>> BEGIN Data to use
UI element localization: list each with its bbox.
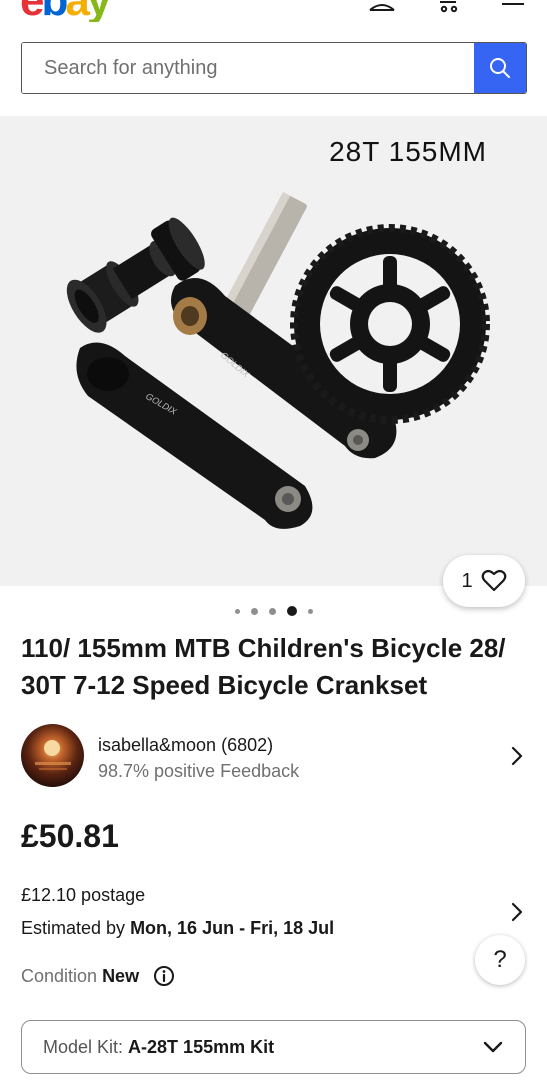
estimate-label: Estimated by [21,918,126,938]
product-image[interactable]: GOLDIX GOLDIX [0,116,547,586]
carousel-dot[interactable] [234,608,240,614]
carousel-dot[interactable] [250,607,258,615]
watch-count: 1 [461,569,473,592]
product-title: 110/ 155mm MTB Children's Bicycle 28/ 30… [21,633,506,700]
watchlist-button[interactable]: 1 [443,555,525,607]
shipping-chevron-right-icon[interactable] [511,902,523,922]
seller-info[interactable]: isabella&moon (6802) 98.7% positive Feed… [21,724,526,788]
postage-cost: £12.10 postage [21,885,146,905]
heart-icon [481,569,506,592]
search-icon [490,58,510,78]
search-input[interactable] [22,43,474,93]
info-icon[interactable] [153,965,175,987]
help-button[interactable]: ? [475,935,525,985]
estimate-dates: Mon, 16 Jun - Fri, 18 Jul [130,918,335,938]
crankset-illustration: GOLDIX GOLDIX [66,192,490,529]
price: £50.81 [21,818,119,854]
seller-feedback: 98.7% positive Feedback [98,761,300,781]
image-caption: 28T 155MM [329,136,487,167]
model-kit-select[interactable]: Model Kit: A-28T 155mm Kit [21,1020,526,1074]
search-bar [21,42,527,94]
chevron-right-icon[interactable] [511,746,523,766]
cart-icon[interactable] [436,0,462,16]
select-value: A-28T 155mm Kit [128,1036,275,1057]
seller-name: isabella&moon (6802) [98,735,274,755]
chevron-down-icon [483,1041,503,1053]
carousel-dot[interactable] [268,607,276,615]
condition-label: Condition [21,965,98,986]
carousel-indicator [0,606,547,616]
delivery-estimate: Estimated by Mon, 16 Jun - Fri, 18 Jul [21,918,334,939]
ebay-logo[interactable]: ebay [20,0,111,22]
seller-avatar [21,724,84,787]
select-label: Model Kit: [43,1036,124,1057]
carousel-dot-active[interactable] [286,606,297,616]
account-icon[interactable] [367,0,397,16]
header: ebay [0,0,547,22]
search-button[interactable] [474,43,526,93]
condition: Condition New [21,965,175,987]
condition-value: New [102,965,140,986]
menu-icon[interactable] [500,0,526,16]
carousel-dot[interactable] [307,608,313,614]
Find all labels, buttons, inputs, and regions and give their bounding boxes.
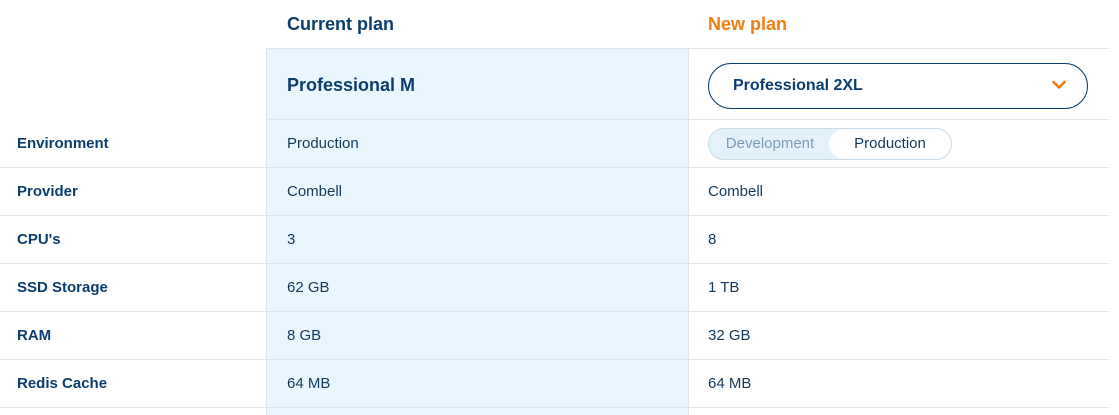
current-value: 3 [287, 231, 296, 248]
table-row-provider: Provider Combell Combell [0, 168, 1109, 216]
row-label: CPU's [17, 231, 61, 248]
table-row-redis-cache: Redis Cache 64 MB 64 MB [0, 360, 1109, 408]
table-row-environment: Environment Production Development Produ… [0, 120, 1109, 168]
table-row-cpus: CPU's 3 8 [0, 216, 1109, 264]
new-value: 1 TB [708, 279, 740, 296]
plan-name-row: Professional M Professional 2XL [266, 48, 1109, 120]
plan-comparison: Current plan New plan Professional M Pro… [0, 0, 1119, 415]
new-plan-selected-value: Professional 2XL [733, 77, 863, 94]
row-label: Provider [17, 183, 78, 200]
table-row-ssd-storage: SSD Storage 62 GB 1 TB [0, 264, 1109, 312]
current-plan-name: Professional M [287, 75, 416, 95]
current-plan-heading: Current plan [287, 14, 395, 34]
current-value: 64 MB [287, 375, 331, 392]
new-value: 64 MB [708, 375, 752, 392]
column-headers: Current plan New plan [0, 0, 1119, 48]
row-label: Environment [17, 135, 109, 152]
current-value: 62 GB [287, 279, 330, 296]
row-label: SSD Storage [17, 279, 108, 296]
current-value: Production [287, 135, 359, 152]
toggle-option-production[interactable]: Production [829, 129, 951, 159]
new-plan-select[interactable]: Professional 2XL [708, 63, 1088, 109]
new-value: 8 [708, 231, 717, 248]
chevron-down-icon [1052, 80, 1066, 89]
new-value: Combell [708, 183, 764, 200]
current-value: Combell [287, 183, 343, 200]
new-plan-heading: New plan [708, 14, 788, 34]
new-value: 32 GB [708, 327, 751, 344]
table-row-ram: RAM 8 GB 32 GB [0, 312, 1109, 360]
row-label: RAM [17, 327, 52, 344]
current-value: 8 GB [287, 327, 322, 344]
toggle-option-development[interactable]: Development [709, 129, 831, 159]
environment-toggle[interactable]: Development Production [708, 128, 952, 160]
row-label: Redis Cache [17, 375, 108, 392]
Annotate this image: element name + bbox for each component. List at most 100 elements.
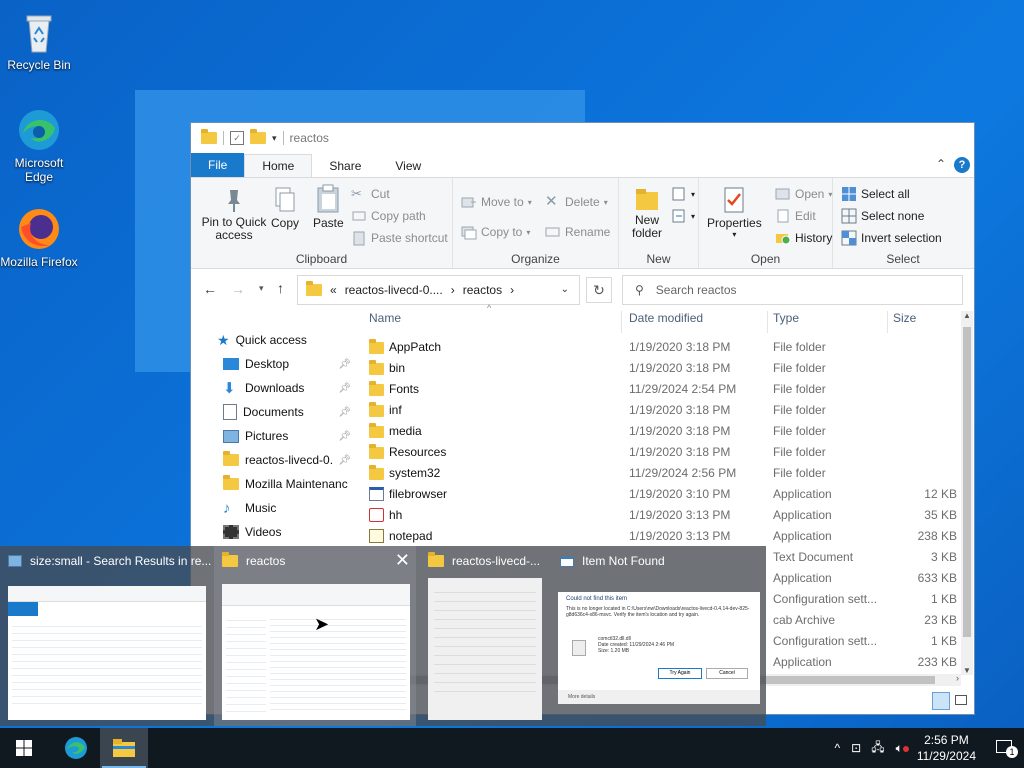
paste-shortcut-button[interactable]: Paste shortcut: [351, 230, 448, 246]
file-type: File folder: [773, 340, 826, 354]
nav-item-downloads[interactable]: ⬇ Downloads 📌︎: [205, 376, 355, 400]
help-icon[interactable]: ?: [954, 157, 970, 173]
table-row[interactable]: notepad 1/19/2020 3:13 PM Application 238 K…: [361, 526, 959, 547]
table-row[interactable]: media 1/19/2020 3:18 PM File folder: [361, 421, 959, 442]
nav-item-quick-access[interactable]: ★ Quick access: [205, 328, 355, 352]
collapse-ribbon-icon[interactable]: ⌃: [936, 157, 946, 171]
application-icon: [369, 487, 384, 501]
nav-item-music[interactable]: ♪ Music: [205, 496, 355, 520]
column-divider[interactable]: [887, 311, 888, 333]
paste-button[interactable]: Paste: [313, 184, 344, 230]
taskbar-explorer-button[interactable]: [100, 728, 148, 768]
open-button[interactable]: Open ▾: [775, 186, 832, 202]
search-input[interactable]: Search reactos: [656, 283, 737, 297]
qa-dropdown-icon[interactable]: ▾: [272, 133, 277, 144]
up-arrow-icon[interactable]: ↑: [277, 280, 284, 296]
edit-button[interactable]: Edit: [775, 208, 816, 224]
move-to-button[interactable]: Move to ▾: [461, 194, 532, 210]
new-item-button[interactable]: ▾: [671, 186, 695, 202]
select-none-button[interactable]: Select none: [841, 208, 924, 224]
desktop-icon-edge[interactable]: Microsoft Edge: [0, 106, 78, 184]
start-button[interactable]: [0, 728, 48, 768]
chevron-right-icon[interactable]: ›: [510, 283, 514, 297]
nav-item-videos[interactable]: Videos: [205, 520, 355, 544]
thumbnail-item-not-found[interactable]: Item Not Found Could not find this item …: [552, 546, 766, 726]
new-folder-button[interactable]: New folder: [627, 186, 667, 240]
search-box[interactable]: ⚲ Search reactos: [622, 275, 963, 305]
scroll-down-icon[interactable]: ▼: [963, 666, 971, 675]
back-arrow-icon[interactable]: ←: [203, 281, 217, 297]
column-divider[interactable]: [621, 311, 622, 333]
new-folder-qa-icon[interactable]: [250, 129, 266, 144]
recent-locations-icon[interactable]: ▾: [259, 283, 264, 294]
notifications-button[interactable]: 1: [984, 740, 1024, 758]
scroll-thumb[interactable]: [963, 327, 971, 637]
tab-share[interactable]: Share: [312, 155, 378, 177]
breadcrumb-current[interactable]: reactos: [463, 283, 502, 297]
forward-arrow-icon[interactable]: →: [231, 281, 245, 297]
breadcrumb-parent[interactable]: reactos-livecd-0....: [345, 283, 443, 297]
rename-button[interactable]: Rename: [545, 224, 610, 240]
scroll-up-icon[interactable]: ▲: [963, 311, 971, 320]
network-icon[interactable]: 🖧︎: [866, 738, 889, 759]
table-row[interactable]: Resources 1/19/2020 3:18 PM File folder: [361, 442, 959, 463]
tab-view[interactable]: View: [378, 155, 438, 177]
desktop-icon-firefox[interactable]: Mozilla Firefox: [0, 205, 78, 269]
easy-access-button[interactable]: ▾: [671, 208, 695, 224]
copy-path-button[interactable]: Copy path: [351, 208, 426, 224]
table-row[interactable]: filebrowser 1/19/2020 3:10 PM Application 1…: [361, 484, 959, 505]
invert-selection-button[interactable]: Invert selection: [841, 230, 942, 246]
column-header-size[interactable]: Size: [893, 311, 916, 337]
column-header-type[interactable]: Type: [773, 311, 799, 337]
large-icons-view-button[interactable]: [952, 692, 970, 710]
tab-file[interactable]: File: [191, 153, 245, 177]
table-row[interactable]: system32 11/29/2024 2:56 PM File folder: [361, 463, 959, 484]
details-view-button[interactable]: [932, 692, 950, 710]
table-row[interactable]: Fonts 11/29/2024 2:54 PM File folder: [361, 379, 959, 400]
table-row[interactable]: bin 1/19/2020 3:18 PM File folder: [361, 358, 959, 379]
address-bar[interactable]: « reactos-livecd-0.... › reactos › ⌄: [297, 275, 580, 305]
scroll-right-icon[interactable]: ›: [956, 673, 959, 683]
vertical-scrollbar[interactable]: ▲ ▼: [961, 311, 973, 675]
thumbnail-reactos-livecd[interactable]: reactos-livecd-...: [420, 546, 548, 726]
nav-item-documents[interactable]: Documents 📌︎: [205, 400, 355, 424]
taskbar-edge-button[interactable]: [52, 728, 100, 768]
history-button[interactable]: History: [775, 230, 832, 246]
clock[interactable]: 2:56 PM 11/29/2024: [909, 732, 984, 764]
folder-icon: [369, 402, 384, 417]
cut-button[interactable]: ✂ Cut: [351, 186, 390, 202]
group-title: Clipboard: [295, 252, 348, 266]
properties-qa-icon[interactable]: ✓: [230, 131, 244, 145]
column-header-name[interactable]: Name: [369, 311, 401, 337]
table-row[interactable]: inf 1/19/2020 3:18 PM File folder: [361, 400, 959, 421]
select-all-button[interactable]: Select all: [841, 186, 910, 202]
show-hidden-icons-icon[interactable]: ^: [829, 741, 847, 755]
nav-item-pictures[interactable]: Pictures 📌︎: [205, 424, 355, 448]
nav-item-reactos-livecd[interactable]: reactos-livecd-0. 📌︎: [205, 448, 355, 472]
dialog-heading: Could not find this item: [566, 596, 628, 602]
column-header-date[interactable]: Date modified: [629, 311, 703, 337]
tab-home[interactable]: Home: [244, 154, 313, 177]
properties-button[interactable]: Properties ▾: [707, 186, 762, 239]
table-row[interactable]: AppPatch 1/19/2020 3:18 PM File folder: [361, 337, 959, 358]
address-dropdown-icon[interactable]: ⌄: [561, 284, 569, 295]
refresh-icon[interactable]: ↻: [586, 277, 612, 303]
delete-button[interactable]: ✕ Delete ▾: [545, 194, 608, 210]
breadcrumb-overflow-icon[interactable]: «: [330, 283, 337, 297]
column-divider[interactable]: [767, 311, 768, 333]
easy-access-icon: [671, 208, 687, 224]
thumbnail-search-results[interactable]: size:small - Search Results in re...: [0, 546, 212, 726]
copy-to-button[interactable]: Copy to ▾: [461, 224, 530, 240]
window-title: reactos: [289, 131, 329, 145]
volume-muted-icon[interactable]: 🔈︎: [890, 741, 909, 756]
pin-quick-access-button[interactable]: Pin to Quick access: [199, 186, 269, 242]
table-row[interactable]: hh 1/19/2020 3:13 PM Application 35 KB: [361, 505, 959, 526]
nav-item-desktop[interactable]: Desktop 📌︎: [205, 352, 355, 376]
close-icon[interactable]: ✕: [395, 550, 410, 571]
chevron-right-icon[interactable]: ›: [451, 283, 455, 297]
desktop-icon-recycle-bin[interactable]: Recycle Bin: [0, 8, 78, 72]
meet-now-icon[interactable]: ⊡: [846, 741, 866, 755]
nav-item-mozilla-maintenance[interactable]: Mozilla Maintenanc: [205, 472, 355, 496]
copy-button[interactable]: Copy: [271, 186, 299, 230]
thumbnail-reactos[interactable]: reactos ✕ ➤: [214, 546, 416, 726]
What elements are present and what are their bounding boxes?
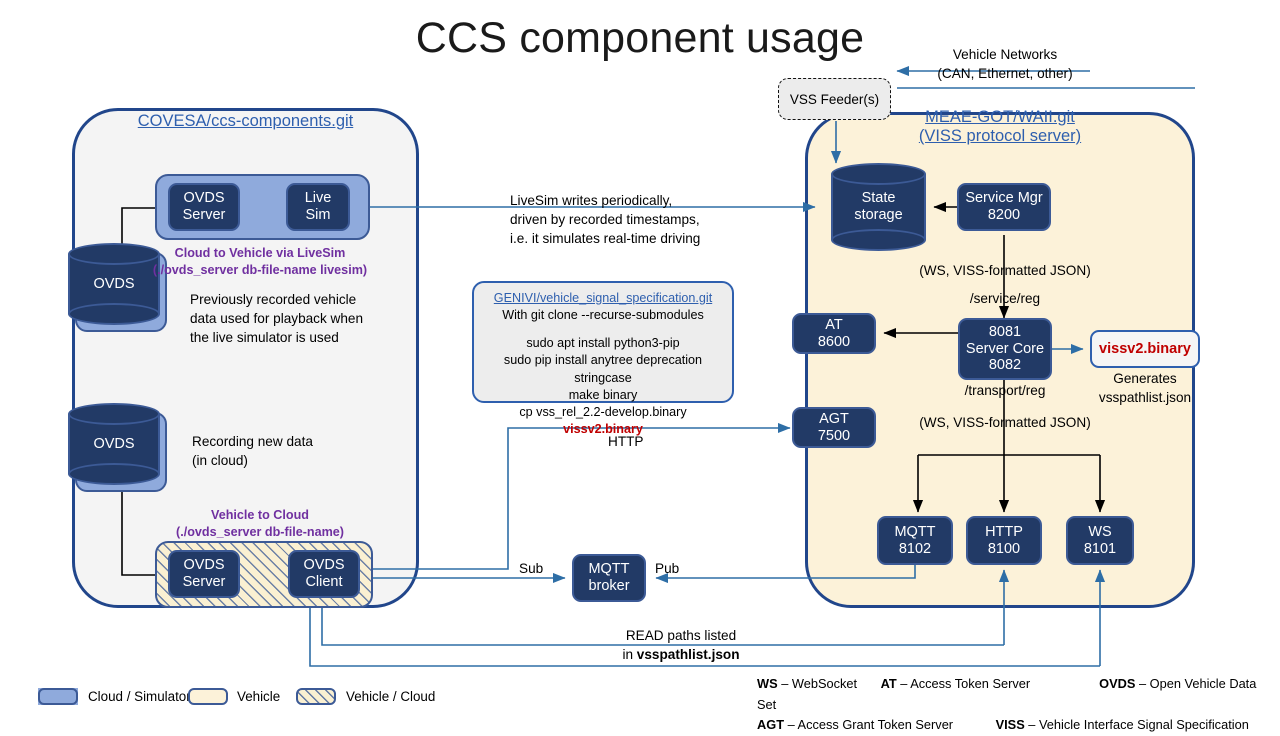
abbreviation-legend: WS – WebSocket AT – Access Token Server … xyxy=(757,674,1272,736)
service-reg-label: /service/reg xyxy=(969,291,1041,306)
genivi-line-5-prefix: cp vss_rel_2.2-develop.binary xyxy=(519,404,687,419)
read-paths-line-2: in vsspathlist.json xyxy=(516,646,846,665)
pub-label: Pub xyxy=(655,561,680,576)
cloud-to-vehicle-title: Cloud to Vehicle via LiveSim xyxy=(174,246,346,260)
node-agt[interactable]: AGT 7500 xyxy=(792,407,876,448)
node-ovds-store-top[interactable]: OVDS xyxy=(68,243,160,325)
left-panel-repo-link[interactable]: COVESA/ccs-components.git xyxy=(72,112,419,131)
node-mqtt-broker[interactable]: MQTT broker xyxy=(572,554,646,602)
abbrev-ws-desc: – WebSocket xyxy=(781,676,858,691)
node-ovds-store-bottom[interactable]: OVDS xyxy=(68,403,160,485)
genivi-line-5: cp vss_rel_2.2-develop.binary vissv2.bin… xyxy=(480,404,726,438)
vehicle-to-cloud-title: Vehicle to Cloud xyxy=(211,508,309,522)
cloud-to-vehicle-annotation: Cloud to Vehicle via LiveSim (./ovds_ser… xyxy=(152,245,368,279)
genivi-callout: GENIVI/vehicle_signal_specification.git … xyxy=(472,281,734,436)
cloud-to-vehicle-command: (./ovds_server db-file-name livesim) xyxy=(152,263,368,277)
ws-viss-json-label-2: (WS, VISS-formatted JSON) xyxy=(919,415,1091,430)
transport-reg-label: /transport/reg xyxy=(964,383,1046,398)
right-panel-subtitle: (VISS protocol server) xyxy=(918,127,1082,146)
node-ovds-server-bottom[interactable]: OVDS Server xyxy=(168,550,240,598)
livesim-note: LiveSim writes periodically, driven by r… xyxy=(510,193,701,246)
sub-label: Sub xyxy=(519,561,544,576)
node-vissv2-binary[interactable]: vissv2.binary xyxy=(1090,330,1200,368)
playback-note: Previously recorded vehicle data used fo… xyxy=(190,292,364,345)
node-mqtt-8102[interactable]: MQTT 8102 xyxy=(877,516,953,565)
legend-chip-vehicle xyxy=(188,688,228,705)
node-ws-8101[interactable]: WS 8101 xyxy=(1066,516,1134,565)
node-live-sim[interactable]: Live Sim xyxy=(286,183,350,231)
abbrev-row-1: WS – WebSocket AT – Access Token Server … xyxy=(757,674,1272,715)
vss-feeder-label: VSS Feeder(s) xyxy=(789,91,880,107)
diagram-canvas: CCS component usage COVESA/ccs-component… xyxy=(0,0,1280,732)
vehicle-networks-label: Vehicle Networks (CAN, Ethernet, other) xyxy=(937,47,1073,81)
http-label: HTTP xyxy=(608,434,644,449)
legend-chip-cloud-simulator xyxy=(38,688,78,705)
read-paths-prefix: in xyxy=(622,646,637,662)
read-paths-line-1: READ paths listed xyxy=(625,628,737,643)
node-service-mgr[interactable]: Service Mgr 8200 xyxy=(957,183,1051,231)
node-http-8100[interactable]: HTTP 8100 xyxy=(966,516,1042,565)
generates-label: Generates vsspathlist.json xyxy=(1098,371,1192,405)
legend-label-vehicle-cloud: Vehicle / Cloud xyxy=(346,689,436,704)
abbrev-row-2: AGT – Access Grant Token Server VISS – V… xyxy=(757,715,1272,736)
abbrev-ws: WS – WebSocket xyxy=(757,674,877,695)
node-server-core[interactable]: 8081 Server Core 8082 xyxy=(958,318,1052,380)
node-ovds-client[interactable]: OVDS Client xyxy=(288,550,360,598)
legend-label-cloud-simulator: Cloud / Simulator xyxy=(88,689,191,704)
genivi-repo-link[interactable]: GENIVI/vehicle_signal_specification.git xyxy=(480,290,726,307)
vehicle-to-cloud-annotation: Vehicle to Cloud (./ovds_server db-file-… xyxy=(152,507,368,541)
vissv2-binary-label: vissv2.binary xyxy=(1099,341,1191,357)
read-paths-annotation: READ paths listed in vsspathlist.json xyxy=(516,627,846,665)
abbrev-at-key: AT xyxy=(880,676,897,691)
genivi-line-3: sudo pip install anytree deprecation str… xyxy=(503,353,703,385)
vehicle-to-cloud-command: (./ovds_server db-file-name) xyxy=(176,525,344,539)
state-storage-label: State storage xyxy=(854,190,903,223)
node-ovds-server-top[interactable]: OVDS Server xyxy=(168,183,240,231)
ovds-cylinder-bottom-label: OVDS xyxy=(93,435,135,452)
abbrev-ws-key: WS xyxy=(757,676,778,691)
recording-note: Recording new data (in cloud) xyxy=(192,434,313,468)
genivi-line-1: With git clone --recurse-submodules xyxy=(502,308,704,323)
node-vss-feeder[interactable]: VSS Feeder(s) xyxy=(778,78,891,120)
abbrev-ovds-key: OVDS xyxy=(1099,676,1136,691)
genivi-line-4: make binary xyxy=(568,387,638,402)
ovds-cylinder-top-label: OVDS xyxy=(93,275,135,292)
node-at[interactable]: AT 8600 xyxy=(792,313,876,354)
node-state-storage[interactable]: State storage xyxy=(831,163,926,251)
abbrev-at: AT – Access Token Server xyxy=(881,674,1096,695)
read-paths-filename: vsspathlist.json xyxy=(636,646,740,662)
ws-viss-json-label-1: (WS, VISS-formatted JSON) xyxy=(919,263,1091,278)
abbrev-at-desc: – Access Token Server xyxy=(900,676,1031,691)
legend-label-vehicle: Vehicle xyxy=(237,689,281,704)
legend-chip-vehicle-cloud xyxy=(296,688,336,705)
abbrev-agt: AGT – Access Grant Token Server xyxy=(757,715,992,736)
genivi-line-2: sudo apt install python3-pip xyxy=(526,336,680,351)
>> END Data to use
■ **Aim of the exercise**
Put the lines starting at the one containing "abbreviation-legend: WS –" and ending at the one containing "pub-label: Pub xyxy=(655,561,680,576)" into a JSON list of strings, one string per line and no blank lines.

■ **Reply**
[
  "abbreviation-legend: WS – WebSocket AT – Access Token Server … xyxy=(757,674,1272,736)",
  "service-reg-label: /service/reg xyxy=(969,291,1041,306)",
  "genivi-line-5-prefix: cp vss_rel_2.2-develop.binary xyxy=(519,404,687,419)",
  "read-paths-line-2: in vsspathlist.json xyxy=(516,646,846,665)",
  "pub-label: Pub xyxy=(655,561,680,576)"
]